— start of Data provided —

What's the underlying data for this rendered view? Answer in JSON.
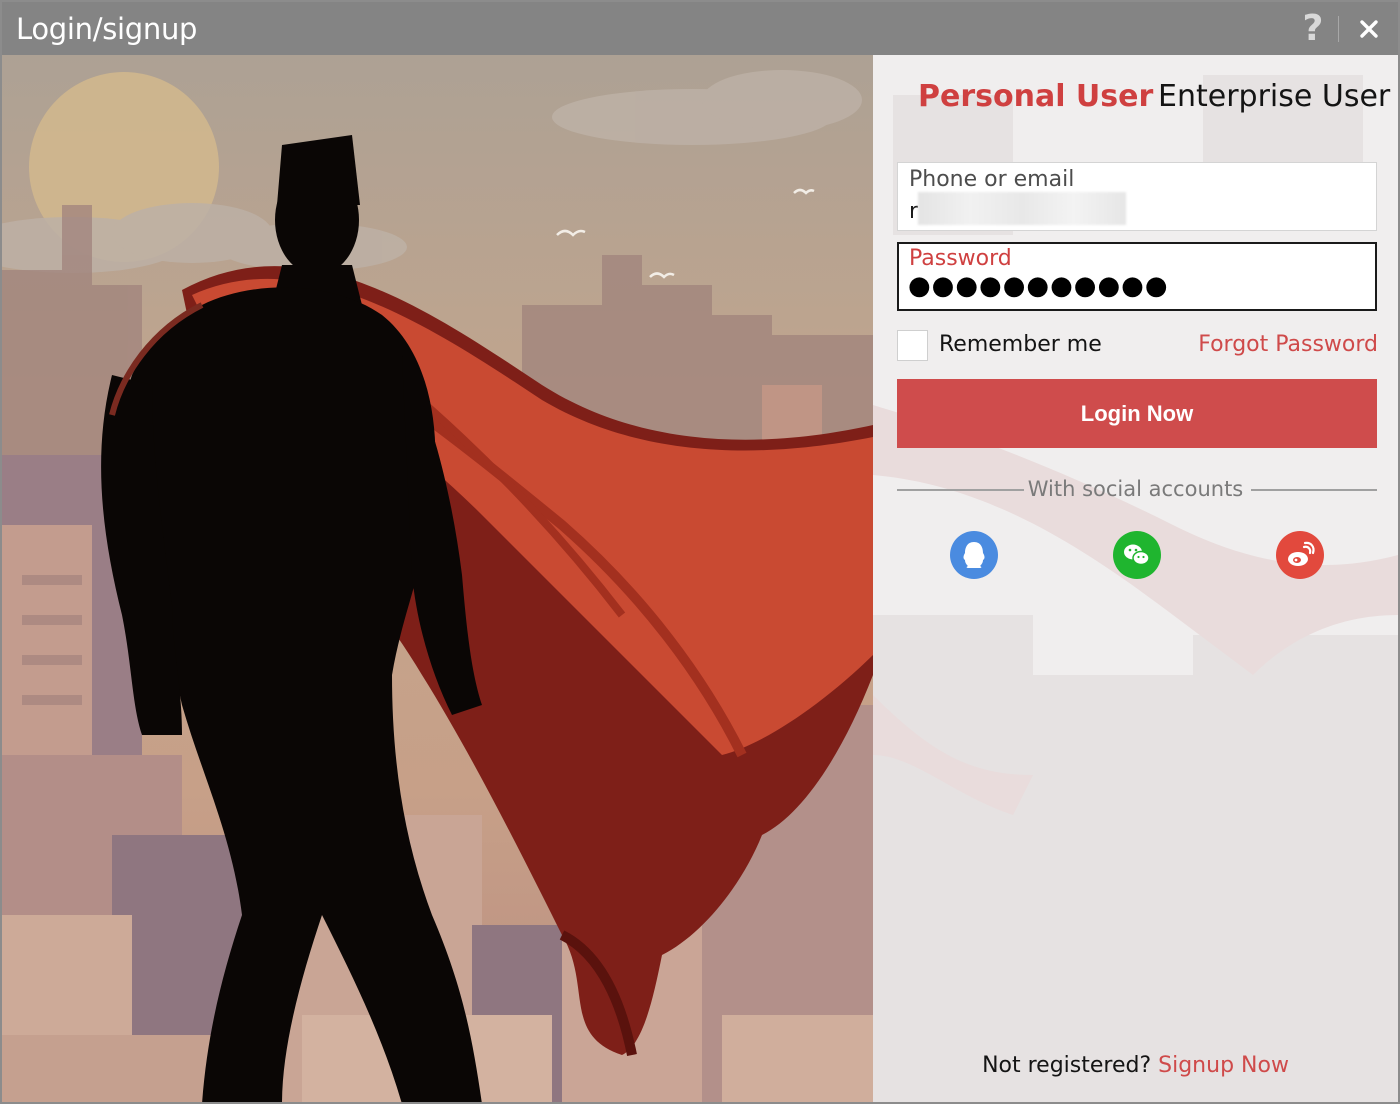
{
  "window": {
    "title": "Login/signup",
    "help_glyph": "?",
    "controls": {
      "help_icon": "question-mark-icon",
      "close_icon": "close-icon"
    }
  },
  "hero": {
    "icons": [
      "superhero-silhouette",
      "city-skyline",
      "sun",
      "birds"
    ]
  },
  "tabs": [
    {
      "label": "Personal User",
      "selected": true
    },
    {
      "label": "Enterprise User",
      "selected": false
    }
  ],
  "login_form": {
    "account_field": {
      "label": "Phone or email",
      "value": "r"
    },
    "password_field": {
      "label": "Password",
      "value": "●●●●●●●●●●●",
      "focused": true
    },
    "remember_me": {
      "label": "Remember me",
      "checked": false
    },
    "forgot_password": "Forgot Password",
    "login_button": "Login Now"
  },
  "social": {
    "divider_text": "With social accounts",
    "providers": [
      {
        "icon": "qq-icon",
        "color": "#4a8be0"
      },
      {
        "icon": "wechat-icon",
        "color": "#1fb52f"
      },
      {
        "icon": "weibo-icon",
        "color": "#e2493d"
      }
    ]
  },
  "footer": {
    "not_registered": "Not registered?",
    "signup_link": "Signup Now"
  },
  "colors": {
    "accent": "#cf4c4c",
    "titlebar": "#848484",
    "panel_bg": "#f0eeee"
  }
}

— end of Data provided —

**What you are asked to do:** Take the records above and transcribe them exactly, dropping every picture.

**Final result:**
What's the underlying data for this rendered view? Answer in JSON.
{
  "window": {
    "title": "Login/signup",
    "help_glyph": "?",
    "controls": {
      "help_icon": "question-mark-icon",
      "close_icon": "close-icon"
    }
  },
  "hero": {
    "icons": [
      "superhero-silhouette",
      "city-skyline",
      "sun",
      "birds"
    ]
  },
  "tabs": [
    {
      "label": "Personal User",
      "selected": true
    },
    {
      "label": "Enterprise User",
      "selected": false
    }
  ],
  "login_form": {
    "account_field": {
      "label": "Phone or email",
      "value": "r"
    },
    "password_field": {
      "label": "Password",
      "value": "●●●●●●●●●●●",
      "focused": true
    },
    "remember_me": {
      "label": "Remember me",
      "checked": false
    },
    "forgot_password": "Forgot Password",
    "login_button": "Login Now"
  },
  "social": {
    "divider_text": "With social accounts",
    "providers": [
      {
        "icon": "qq-icon",
        "color": "#4a8be0"
      },
      {
        "icon": "wechat-icon",
        "color": "#1fb52f"
      },
      {
        "icon": "weibo-icon",
        "color": "#e2493d"
      }
    ]
  },
  "footer": {
    "not_registered": "Not registered?",
    "signup_link": "Signup Now"
  },
  "colors": {
    "accent": "#cf4c4c",
    "titlebar": "#848484",
    "panel_bg": "#f0eeee"
  }
}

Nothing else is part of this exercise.